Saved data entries
==============================

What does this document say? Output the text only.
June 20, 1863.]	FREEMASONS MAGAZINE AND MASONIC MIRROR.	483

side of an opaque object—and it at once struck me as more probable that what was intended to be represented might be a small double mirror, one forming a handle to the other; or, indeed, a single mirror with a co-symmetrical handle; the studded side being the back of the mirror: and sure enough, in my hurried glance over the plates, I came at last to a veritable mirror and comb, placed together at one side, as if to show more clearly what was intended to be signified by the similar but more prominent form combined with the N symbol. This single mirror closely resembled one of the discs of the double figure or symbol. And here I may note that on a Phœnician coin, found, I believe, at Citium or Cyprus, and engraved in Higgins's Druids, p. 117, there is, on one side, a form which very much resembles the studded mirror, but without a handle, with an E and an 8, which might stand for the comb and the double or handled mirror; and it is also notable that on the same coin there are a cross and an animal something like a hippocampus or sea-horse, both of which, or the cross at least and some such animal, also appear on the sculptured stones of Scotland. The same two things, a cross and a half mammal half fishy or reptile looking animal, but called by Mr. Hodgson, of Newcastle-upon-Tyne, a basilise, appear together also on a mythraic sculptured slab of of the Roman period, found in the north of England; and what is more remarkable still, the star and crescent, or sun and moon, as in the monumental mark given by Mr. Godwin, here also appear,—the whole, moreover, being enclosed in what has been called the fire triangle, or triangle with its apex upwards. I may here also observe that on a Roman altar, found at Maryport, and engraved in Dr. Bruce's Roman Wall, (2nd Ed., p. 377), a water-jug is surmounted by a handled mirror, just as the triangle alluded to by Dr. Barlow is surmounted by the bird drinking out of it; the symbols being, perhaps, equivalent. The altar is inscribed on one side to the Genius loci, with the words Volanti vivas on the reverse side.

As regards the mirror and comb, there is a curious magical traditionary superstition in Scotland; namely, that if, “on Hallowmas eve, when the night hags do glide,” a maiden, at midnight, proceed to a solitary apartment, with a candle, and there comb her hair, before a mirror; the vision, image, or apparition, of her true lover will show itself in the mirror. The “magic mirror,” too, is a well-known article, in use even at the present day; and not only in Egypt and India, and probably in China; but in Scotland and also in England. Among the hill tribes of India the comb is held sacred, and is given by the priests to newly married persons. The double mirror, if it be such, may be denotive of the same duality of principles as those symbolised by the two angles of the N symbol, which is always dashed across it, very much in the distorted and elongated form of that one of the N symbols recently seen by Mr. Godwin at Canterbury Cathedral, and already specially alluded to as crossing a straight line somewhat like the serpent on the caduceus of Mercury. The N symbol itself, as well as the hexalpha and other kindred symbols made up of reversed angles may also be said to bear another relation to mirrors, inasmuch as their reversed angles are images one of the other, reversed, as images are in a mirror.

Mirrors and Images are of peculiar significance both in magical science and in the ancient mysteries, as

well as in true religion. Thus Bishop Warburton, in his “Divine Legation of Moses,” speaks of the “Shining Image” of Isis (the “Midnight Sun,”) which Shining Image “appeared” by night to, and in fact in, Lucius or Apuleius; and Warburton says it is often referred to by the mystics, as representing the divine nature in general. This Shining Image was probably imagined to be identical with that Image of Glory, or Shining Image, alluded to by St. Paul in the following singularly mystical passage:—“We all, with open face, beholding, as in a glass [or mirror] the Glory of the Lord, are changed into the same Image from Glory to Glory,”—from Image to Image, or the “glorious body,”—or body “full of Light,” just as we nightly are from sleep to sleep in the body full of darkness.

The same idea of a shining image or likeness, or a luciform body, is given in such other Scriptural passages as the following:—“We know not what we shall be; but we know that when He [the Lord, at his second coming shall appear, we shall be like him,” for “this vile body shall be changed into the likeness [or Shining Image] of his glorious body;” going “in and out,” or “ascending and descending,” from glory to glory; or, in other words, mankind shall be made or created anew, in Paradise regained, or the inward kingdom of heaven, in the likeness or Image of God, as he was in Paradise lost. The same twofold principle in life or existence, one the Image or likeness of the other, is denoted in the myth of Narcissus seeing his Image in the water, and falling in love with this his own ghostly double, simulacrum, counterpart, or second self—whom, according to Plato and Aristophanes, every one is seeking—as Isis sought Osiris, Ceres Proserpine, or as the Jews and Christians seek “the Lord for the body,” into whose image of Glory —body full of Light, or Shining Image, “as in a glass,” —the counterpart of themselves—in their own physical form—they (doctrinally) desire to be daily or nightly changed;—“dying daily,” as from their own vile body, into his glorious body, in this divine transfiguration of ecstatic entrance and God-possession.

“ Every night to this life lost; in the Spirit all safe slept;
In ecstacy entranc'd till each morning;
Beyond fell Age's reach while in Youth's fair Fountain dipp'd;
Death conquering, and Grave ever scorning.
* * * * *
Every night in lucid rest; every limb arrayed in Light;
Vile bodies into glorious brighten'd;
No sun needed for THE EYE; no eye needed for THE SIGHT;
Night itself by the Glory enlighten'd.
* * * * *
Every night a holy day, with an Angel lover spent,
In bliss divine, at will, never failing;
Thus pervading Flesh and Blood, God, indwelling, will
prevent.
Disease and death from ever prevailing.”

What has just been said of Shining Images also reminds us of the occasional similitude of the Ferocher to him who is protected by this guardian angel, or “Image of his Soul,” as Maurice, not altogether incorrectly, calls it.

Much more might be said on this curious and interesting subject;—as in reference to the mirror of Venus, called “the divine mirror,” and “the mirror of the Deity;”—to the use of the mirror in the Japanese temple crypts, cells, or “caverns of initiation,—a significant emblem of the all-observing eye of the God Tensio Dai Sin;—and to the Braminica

==============================

* **Goal of the exercise**:
Copy out all lines above that include the string "magical".

* **Answer**:
As regards the mirror and comb, there is a curious magical traditionary superstition in Scotland; namely, that if, “on Hallowmas eve, when the night hags do glide,” a maiden, at midnight, proceed to a solitary apartment, with a candle, and there comb her hair, before a mirror; the vision, image, or apparition, of her true lover will show itself in the mirror. The “magic mirror,” too, is a well-known article, in use even at the present day; and not only in Egypt and India, and probably in China; but in Scotland and also in England. Among the hill tribes of India the comb is held sacred, and is given by the priests to newly married persons. The double mirror, if it be such, may be denotive of the same duality of principles as those symbolised by the two angles of the N symbol, which is always dashed across it, very much in the distorted and elongated form of that one of the N symbols recently seen by Mr. Godwin at Canterbury Cathedral, and already specially alluded to as crossing a straight line somewhat like the serpent on the caduceus of Mercury. The N symbol itself, as well as the hexalpha and other kindred symbols made up of reversed angles may also be said to bear another relation to mirrors, inasmuch as their reversed angles are images one of the other, reversed, as images are in a mirror.
Mirrors and Images are of peculiar significance both in magical science and in the ancient mysteries, as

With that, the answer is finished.